Task to carry out: Check each line of the listing for the string "marker", count the lines that have it, and answer with that number only.

Records that describe figures:
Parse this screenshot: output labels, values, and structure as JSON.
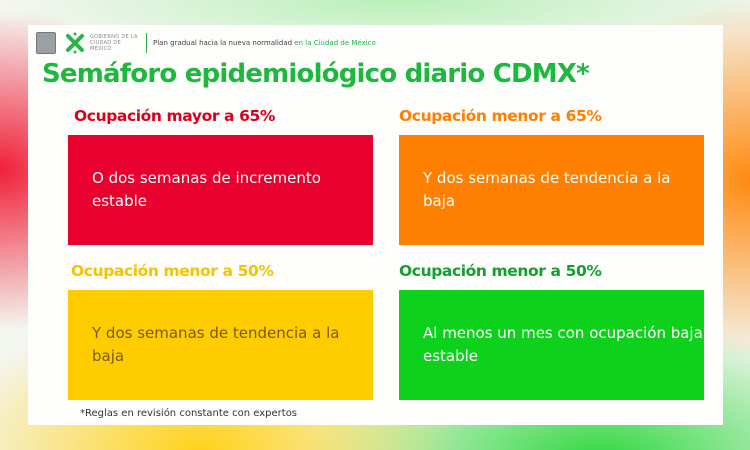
{
  "header": {
    "gov_line1": "GOBIERNO DE LA",
    "gov_line2": "CIUDAD DE MÉXICO",
    "plan_text": "Plan gradual hacia la nueva normalidad ",
    "plan_highlight": "en la Ciudad de México"
  },
  "title": "Semáforo epidemiológico diario CDMX*",
  "levels": [
    {
      "heading": "Ocupación mayor a 65%",
      "text": "O dos semanas de incremento estable",
      "color": "#e8002e",
      "heading_color": "#d9001f",
      "text_color": "#ffffff"
    },
    {
      "heading": "Ocupación menor a 65%",
      "text": "Y dos semanas de tendencia a la baja",
      "color": "#ff8000",
      "heading_color": "#ff7f00",
      "text_color": "#ffffff"
    },
    {
      "heading": "Ocupación menor a 50%",
      "text": "Y dos semanas de tendencia a la baja",
      "color": "#ffcc00",
      "heading_color": "#f5c400",
      "text_color": "#7a5a10"
    },
    {
      "heading": "Ocupación menor a 50%",
      "text": "Al menos un mes con ocupación baja estable",
      "color": "#0dd11a",
      "heading_color": "#12a030",
      "text_color": "#ffffff"
    }
  ],
  "footnote": "*Reglas en revisión constante con expertos"
}
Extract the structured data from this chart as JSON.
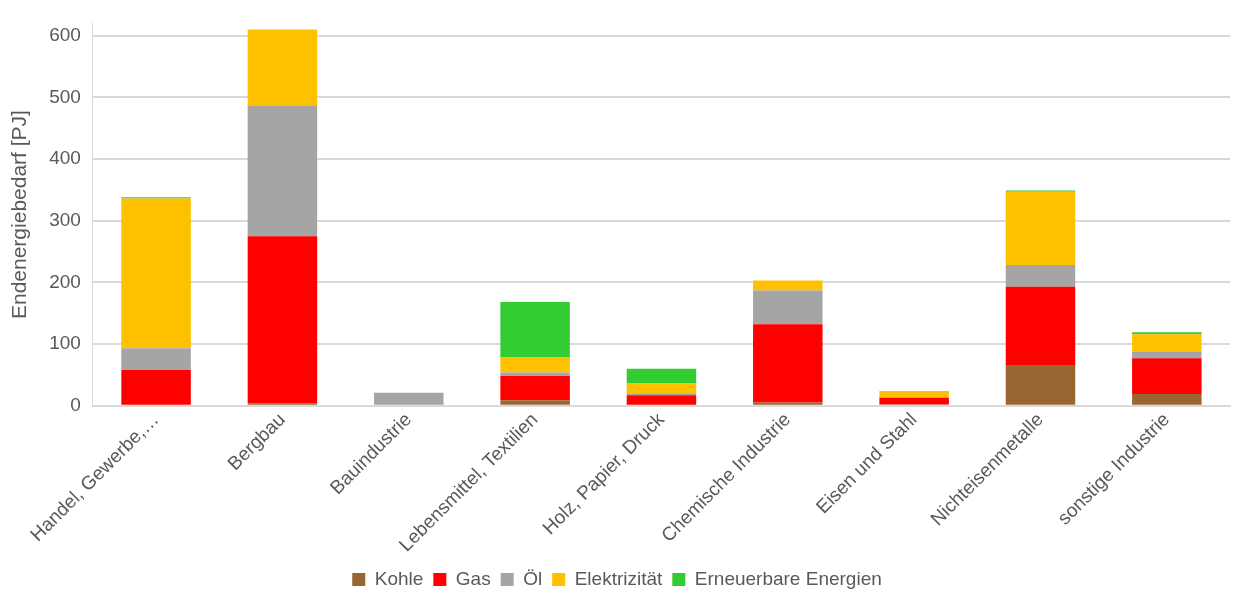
{
  "chart_data": {
    "type": "bar",
    "stacked": true,
    "ylabel": "Endenergiebedarf [PJ]",
    "categories": [
      "Handel, Gewerbe,…",
      "Bergbau",
      "Bauindustrie",
      "Lebensmittel, Textilien",
      "Holz, Papier, Druck",
      "Chemische Industrie",
      "Eisen und Stahl",
      "Nichteisenmetalle",
      "sonstige Industrie"
    ],
    "series": [
      {
        "name": "Kohle",
        "color": "#996633",
        "values": [
          0,
          4,
          0,
          9,
          null,
          5,
          2,
          66,
          19
        ]
      },
      {
        "name": "Gas",
        "color": "#ff0000",
        "values": [
          58,
          271,
          null,
          39,
          17,
          127,
          11,
          127,
          58
        ]
      },
      {
        "name": "Öl",
        "color": "#a5a5a5",
        "values": [
          35,
          211,
          21,
          6,
          3,
          55,
          0,
          35,
          11
        ]
      },
      {
        "name": "Elektrizität",
        "color": "#ffc000",
        "values": [
          243,
          124,
          0,
          25,
          17,
          16,
          11,
          119,
          28
        ]
      },
      {
        "name": "Erneuerbare Energien",
        "color": "#33cc33",
        "values": [
          2,
          0,
          0,
          89,
          23,
          null,
          0,
          2,
          3
        ]
      }
    ],
    "ylim": [
      0,
      620
    ],
    "yticks": [
      0,
      100,
      200,
      300,
      400,
      500,
      600
    ],
    "grid": "y",
    "legend": "bottom"
  }
}
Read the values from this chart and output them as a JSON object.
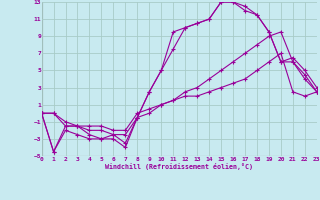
{
  "bg_color": "#c8eaf0",
  "grid_color": "#a8ccc8",
  "line_color": "#990099",
  "xlabel": "Windchill (Refroidissement éolien,°C)",
  "xlim": [
    0,
    23
  ],
  "ylim": [
    -5,
    13
  ],
  "xticks": [
    0,
    1,
    2,
    3,
    4,
    5,
    6,
    7,
    8,
    9,
    10,
    11,
    12,
    13,
    14,
    15,
    16,
    17,
    18,
    19,
    20,
    21,
    22,
    23
  ],
  "yticks": [
    -5,
    -3,
    -1,
    1,
    3,
    5,
    7,
    9,
    11,
    13
  ],
  "line1": {
    "x": [
      0,
      1,
      2,
      3,
      4,
      5,
      6,
      7,
      8,
      9,
      10,
      11,
      12,
      13,
      14,
      15,
      16,
      17,
      18,
      19,
      20,
      21,
      22,
      23
    ],
    "y": [
      0,
      -4.5,
      -2.0,
      -2.5,
      -3.0,
      -3.0,
      -3.0,
      -4.0,
      -0.5,
      2.5,
      5.0,
      7.5,
      10.0,
      10.5,
      11.0,
      13.0,
      13.0,
      12.5,
      11.5,
      9.5,
      6.0,
      6.5,
      5.0,
      3.0
    ]
  },
  "line2": {
    "x": [
      0,
      1,
      2,
      3,
      4,
      5,
      6,
      7,
      8,
      9,
      10,
      11,
      12,
      13,
      14,
      15,
      16,
      17,
      18,
      19,
      20,
      21,
      22,
      23
    ],
    "y": [
      0,
      -4.5,
      -1.5,
      -1.5,
      -2.5,
      -3.0,
      -2.5,
      -3.5,
      -0.5,
      2.5,
      5.0,
      9.5,
      10.0,
      10.5,
      11.0,
      13.0,
      13.0,
      12.0,
      11.5,
      9.5,
      6.0,
      6.0,
      4.5,
      2.5
    ]
  },
  "line3": {
    "x": [
      0,
      1,
      2,
      3,
      4,
      5,
      6,
      7,
      8,
      9,
      10,
      11,
      12,
      13,
      14,
      15,
      16,
      17,
      18,
      19,
      20,
      21,
      22,
      23
    ],
    "y": [
      0,
      0,
      -1.5,
      -1.5,
      -2.0,
      -2.0,
      -2.5,
      -2.5,
      -0.5,
      0.0,
      1.0,
      1.5,
      2.5,
      3.0,
      4.0,
      5.0,
      6.0,
      7.0,
      8.0,
      9.0,
      9.5,
      6.0,
      4.0,
      2.5
    ]
  },
  "line4": {
    "x": [
      0,
      1,
      2,
      3,
      4,
      5,
      6,
      7,
      8,
      9,
      10,
      11,
      12,
      13,
      14,
      15,
      16,
      17,
      18,
      19,
      20,
      21,
      22,
      23
    ],
    "y": [
      0,
      0,
      -1.0,
      -1.5,
      -1.5,
      -1.5,
      -2.0,
      -2.0,
      0.0,
      0.5,
      1.0,
      1.5,
      2.0,
      2.0,
      2.5,
      3.0,
      3.5,
      4.0,
      5.0,
      6.0,
      7.0,
      2.5,
      2.0,
      2.5
    ]
  }
}
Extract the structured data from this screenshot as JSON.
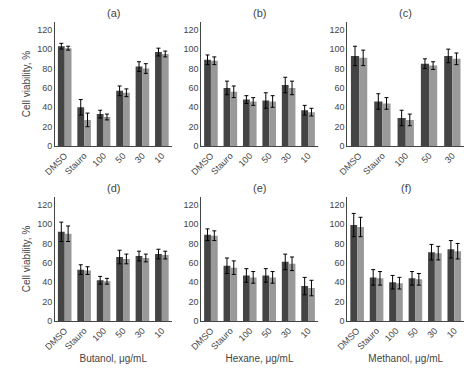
{
  "chart_data": [
    {
      "type": "bar",
      "title": "(a)",
      "ylabel": "Cell viability, %",
      "categories": [
        "DMSO",
        "Stauro",
        "100",
        "50",
        "30",
        "10"
      ],
      "series": [
        {
          "color": "#444444",
          "values": [
            103,
            40,
            33,
            57,
            82,
            97
          ],
          "errors": [
            3,
            8,
            4,
            5,
            5,
            4
          ]
        },
        {
          "color": "#999999",
          "values": [
            101,
            27,
            30,
            55,
            80,
            95
          ],
          "errors": [
            2,
            7,
            3,
            4,
            5,
            3
          ]
        }
      ],
      "ylim": [
        0,
        128
      ],
      "yticks": [
        0,
        20,
        40,
        60,
        80,
        100,
        120
      ],
      "grid": false
    },
    {
      "type": "bar",
      "title": "(b)",
      "categories": [
        "DMSO",
        "Stauro",
        "100",
        "50",
        "30",
        "10"
      ],
      "series": [
        {
          "color": "#444444",
          "values": [
            89,
            60,
            48,
            47,
            63,
            37
          ],
          "errors": [
            5,
            7,
            4,
            8,
            8,
            5
          ]
        },
        {
          "color": "#999999",
          "values": [
            88,
            56,
            46,
            46,
            60,
            35
          ],
          "errors": [
            4,
            6,
            4,
            6,
            7,
            4
          ]
        }
      ],
      "ylim": [
        0,
        128
      ],
      "yticks": [
        0,
        20,
        40,
        60,
        80,
        100,
        120
      ],
      "grid": false
    },
    {
      "type": "bar",
      "title": "(c)",
      "categories": [
        "DMSO",
        "Stauro",
        "100",
        "50",
        "30"
      ],
      "series": [
        {
          "color": "#444444",
          "values": [
            93,
            46,
            29,
            85,
            93
          ],
          "errors": [
            10,
            8,
            8,
            5,
            7
          ]
        },
        {
          "color": "#999999",
          "values": [
            91,
            44,
            27,
            83,
            90
          ],
          "errors": [
            8,
            6,
            6,
            4,
            6
          ]
        }
      ],
      "ylim": [
        0,
        128
      ],
      "yticks": [
        0,
        20,
        40,
        60,
        80,
        100,
        120
      ],
      "grid": false
    },
    {
      "type": "bar",
      "title": "(d)",
      "xlabel": "Butanol, μg/mL",
      "ylabel": "Cell viability, %",
      "categories": [
        "DMSO",
        "Stauro",
        "100",
        "50",
        "30",
        "10"
      ],
      "series": [
        {
          "color": "#444444",
          "values": [
            92,
            53,
            42,
            66,
            67,
            69
          ],
          "errors": [
            10,
            5,
            4,
            7,
            5,
            5
          ]
        },
        {
          "color": "#999999",
          "values": [
            90,
            52,
            41,
            64,
            65,
            68
          ],
          "errors": [
            8,
            4,
            3,
            5,
            4,
            4
          ]
        }
      ],
      "ylim": [
        0,
        128
      ],
      "yticks": [
        0,
        20,
        40,
        60,
        80,
        100,
        120
      ],
      "grid": false
    },
    {
      "type": "bar",
      "title": "(e)",
      "xlabel": "Hexane, μg/mL",
      "categories": [
        "DMSO",
        "Stauro",
        "100",
        "50",
        "30",
        "10"
      ],
      "series": [
        {
          "color": "#444444",
          "values": [
            89,
            57,
            47,
            47,
            61,
            36
          ],
          "errors": [
            6,
            8,
            7,
            7,
            8,
            9
          ]
        },
        {
          "color": "#999999",
          "values": [
            88,
            55,
            45,
            45,
            59,
            34
          ],
          "errors": [
            5,
            7,
            6,
            6,
            7,
            8
          ]
        }
      ],
      "ylim": [
        0,
        128
      ],
      "yticks": [
        0,
        20,
        40,
        60,
        80,
        100,
        120
      ],
      "grid": false
    },
    {
      "type": "bar",
      "title": "(f)",
      "xlabel": "Methanol, μg/mL",
      "categories": [
        "DMSO",
        "Stauro",
        "100",
        "50",
        "30",
        "10"
      ],
      "series": [
        {
          "color": "#444444",
          "values": [
            99,
            45,
            40,
            44,
            71,
            74
          ],
          "errors": [
            12,
            8,
            7,
            7,
            8,
            9
          ]
        },
        {
          "color": "#999999",
          "values": [
            97,
            44,
            39,
            43,
            70,
            72
          ],
          "errors": [
            10,
            7,
            6,
            6,
            7,
            8
          ]
        }
      ],
      "ylim": [
        0,
        128
      ],
      "yticks": [
        0,
        20,
        40,
        60,
        80,
        100,
        120
      ],
      "grid": false
    }
  ]
}
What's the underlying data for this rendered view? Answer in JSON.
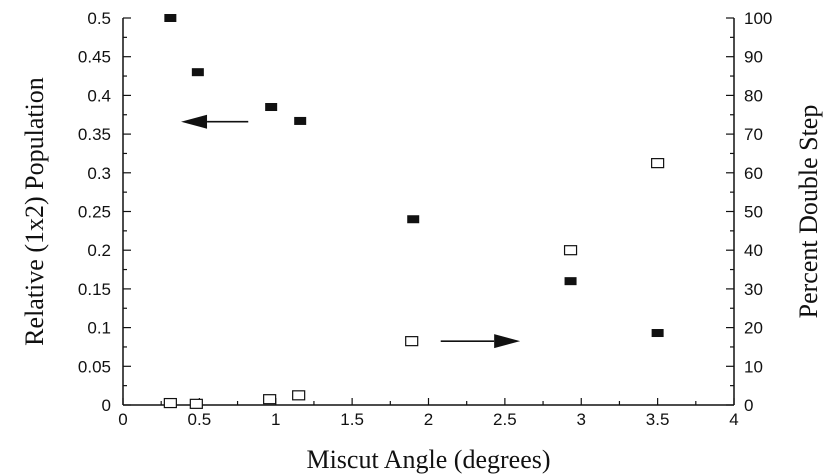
{
  "chart_data": {
    "type": "scatter",
    "title": "",
    "xlabel": "Miscut Angle (degrees)",
    "ylabel": "Relative (1x2) Population",
    "y2label": "Percent Double Step",
    "xlim": [
      0,
      4
    ],
    "ylim": [
      0,
      0.5
    ],
    "y2lim": [
      0,
      100
    ],
    "x_ticks": [
      "0",
      "0.5",
      "1",
      "1.5",
      "2",
      "2.5",
      "3",
      "3.5",
      "4"
    ],
    "y_ticks": [
      "0",
      "0.05",
      "0.1",
      "0.15",
      "0.2",
      "0.25",
      "0.3",
      "0.35",
      "0.4",
      "0.45",
      "0.5"
    ],
    "y2_ticks": [
      "0",
      "10",
      "20",
      "30",
      "40",
      "50",
      "60",
      "70",
      "80",
      "90",
      "100"
    ],
    "grid": false,
    "series": [
      {
        "axis": "left",
        "marker": "filled-square",
        "x": [
          0.31,
          0.49,
          0.97,
          1.16,
          1.9,
          2.93,
          3.5
        ],
        "y": [
          0.5,
          0.43,
          0.385,
          0.367,
          0.24,
          0.16,
          0.093
        ]
      },
      {
        "axis": "right",
        "marker": "open-square",
        "x": [
          0.31,
          0.48,
          0.96,
          1.15,
          1.89,
          2.93,
          3.5
        ],
        "y": [
          0.5,
          0.3,
          1.5,
          2.5,
          16.5,
          40,
          62.5
        ]
      }
    ],
    "annotations": [
      {
        "type": "arrow",
        "direction": "left",
        "points_to_axis": "left",
        "x_from": 0.82,
        "x_to": 0.38,
        "y": 0.366
      },
      {
        "type": "arrow",
        "direction": "right",
        "points_to_axis": "right",
        "x_from": 2.08,
        "x_to": 2.6,
        "y2": 16.5
      }
    ],
    "colors": {
      "ink": "#111111",
      "background": "#ffffff"
    }
  }
}
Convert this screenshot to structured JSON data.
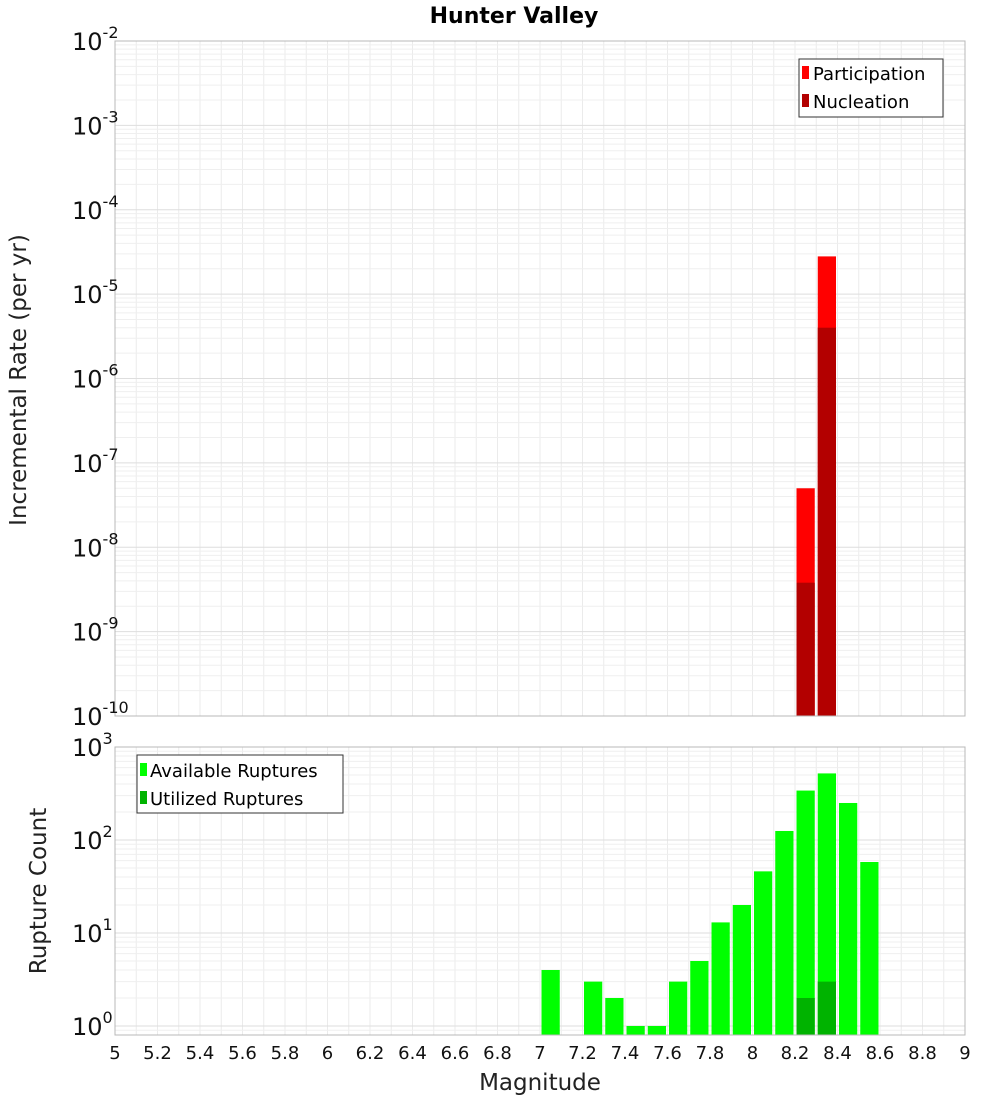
{
  "chart_data": [
    {
      "type": "bar",
      "title": "Hunter Valley",
      "xlabel": "Magnitude",
      "ylabel": "Incremental Rate (per yr)",
      "yscale": "log",
      "ylim": [
        1e-10,
        0.01
      ],
      "xlim": [
        5,
        9
      ],
      "bin_width": 0.1,
      "legend": {
        "position": "top-right",
        "entries": [
          "Participation",
          "Nucleation"
        ]
      },
      "colors": {
        "Participation": "#ff0000",
        "Nucleation": "#b30000"
      },
      "series": [
        {
          "name": "Participation",
          "x": [
            8.25,
            8.35
          ],
          "values": [
            5e-08,
            2.8e-05
          ]
        },
        {
          "name": "Nucleation",
          "x": [
            8.25,
            8.35
          ],
          "values": [
            3.8e-09,
            4e-06
          ]
        }
      ]
    },
    {
      "type": "bar",
      "xlabel": "Magnitude",
      "ylabel": "Rupture Count",
      "yscale": "log",
      "ylim": [
        0.8,
        1000
      ],
      "xlim": [
        5,
        9
      ],
      "bin_width": 0.1,
      "legend": {
        "position": "top-left",
        "entries": [
          "Available Ruptures",
          "Utilized Ruptures"
        ]
      },
      "colors": {
        "Available Ruptures": "#00ff00",
        "Utilized Ruptures": "#00b300"
      },
      "series": [
        {
          "name": "Available Ruptures",
          "x": [
            7.05,
            7.25,
            7.35,
            7.45,
            7.55,
            7.65,
            7.75,
            7.85,
            7.95,
            8.05,
            8.15,
            8.25,
            8.35,
            8.45,
            8.55
          ],
          "values": [
            4,
            3,
            2,
            1,
            1,
            3,
            5,
            13,
            20,
            46,
            125,
            340,
            520,
            250,
            58
          ]
        },
        {
          "name": "Utilized Ruptures",
          "x": [
            8.25,
            8.35
          ],
          "values": [
            2,
            3
          ]
        }
      ]
    }
  ],
  "x_ticks": [
    "5",
    "5.2",
    "5.4",
    "5.6",
    "5.8",
    "6",
    "6.2",
    "6.4",
    "6.6",
    "6.8",
    "7",
    "7.2",
    "7.4",
    "7.6",
    "7.8",
    "8",
    "8.2",
    "8.4",
    "8.6",
    "8.8",
    "9"
  ],
  "top_y_ticks": [
    {
      "base": "10",
      "exp": "-2"
    },
    {
      "base": "10",
      "exp": "-3"
    },
    {
      "base": "10",
      "exp": "-4"
    },
    {
      "base": "10",
      "exp": "-5"
    },
    {
      "base": "10",
      "exp": "-6"
    },
    {
      "base": "10",
      "exp": "-7"
    },
    {
      "base": "10",
      "exp": "-8"
    },
    {
      "base": "10",
      "exp": "-9"
    },
    {
      "base": "10",
      "exp": "-10"
    }
  ],
  "bottom_y_ticks": [
    {
      "base": "10",
      "exp": "3"
    },
    {
      "base": "10",
      "exp": "2"
    },
    {
      "base": "10",
      "exp": "1"
    },
    {
      "base": "10",
      "exp": "0"
    }
  ]
}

Response to the exercise: 2